╔══

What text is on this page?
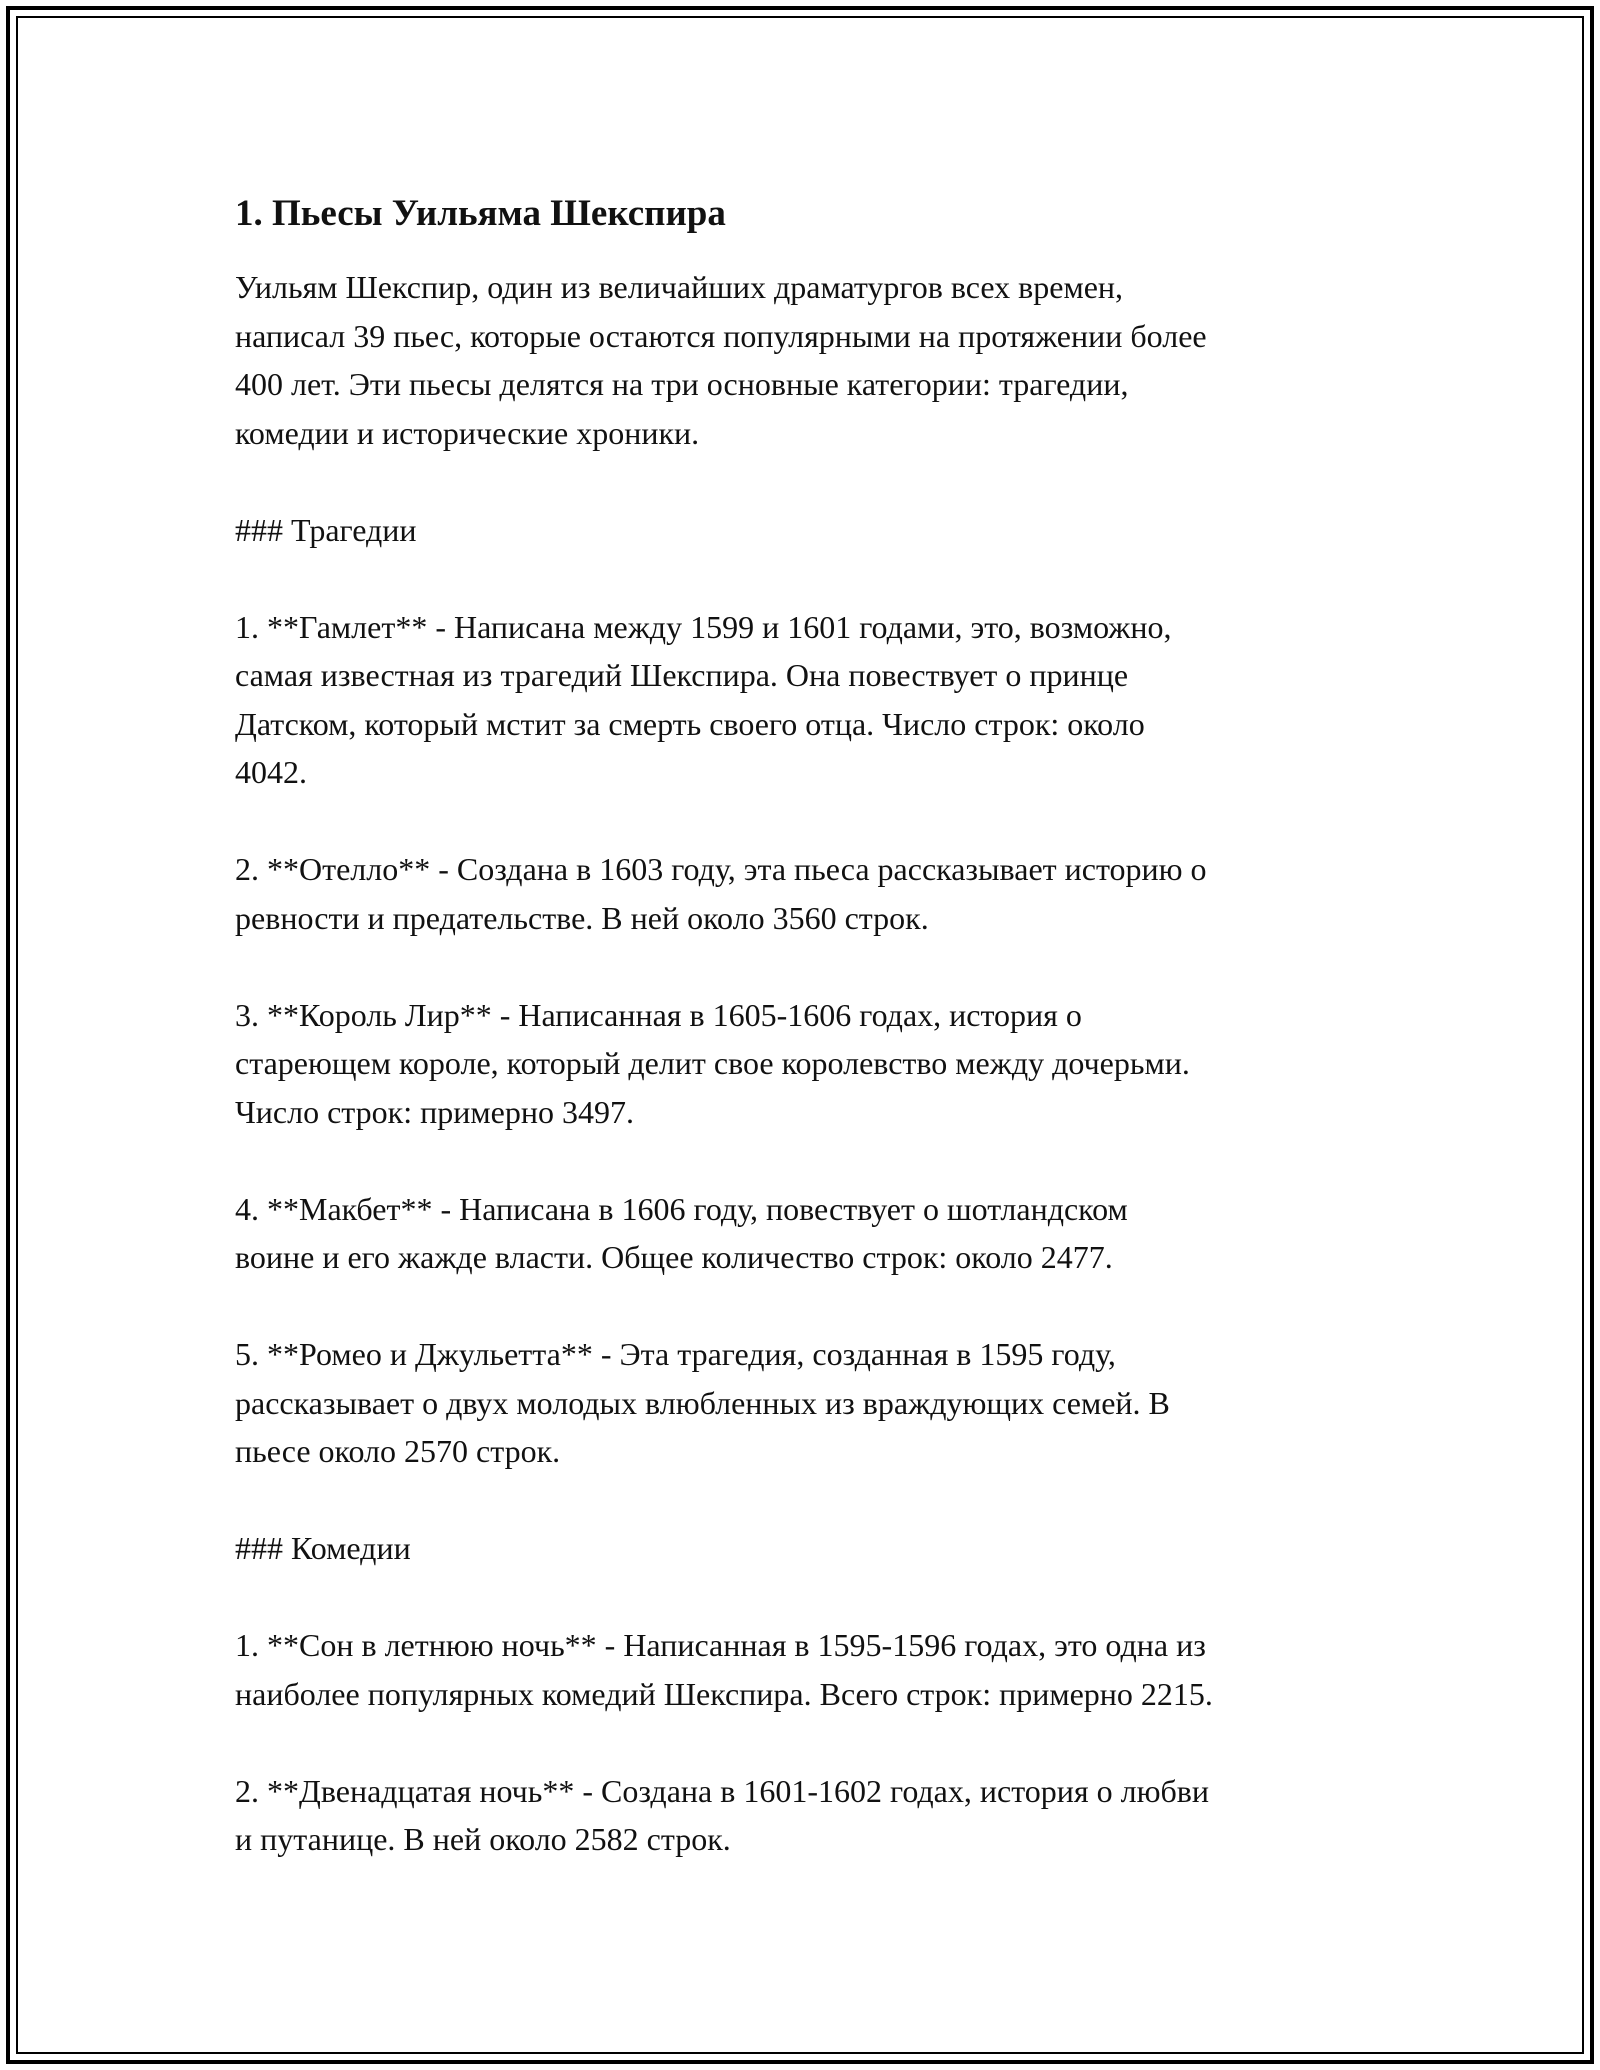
1. Пьесы Уильяма Шекспира

Уильям Шекспир, один из величайших драматургов всех времен,
написал 39 пьес, которые остаются популярными на протяжении более
400 лет. Эти пьесы делятся на три основные категории: трагедии,
комедии и исторические хроники.

### Трагедии

1. **Гамлет** - Написана между 1599 и 1601 годами, это, возможно,
самая известная из трагедий Шекспира. Она повествует о принце
Датском, который мстит за смерть своего отца. Число строк: около
4042.

2. **Отелло** - Создана в 1603 году, эта пьеса рассказывает историю о
ревности и предательстве. В ней около 3560 строк.

3. **Король Лир** - Написанная в 1605-1606 годах, история о
стареющем короле, который делит свое королевство между дочерьми.
Число строк: примерно 3497.

4. **Макбет** - Написана в 1606 году, повествует о шотландском
воине и его жажде власти. Общее количество строк: около 2477.

5. **Ромео и Джульетта** - Эта трагедия, созданная в 1595 году,
рассказывает о двух молодых влюбленных из враждующих семей. В
пьесе около 2570 строк.

### Комедии

1. **Сон в летнюю ночь** - Написанная в 1595-1596 годах, это одна из
наиболее популярных комедий Шекспира. Всего строк: примерно 2215.

2. **Двенадцатая ночь** - Создана в 1601-1602 годах, история о любви
и путанице. В ней около 2582 строк.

╚══

**REQUIRED WORK**: Search the data for the string "Создана" and copy each line where it appears.

**EXERCISE SOLUTION**:
2. **Отелло** - Создана в 1603 году, эта пьеса рассказывает историю о
2. **Двенадцатая ночь** - Создана в 1601-1602 годах, история о любви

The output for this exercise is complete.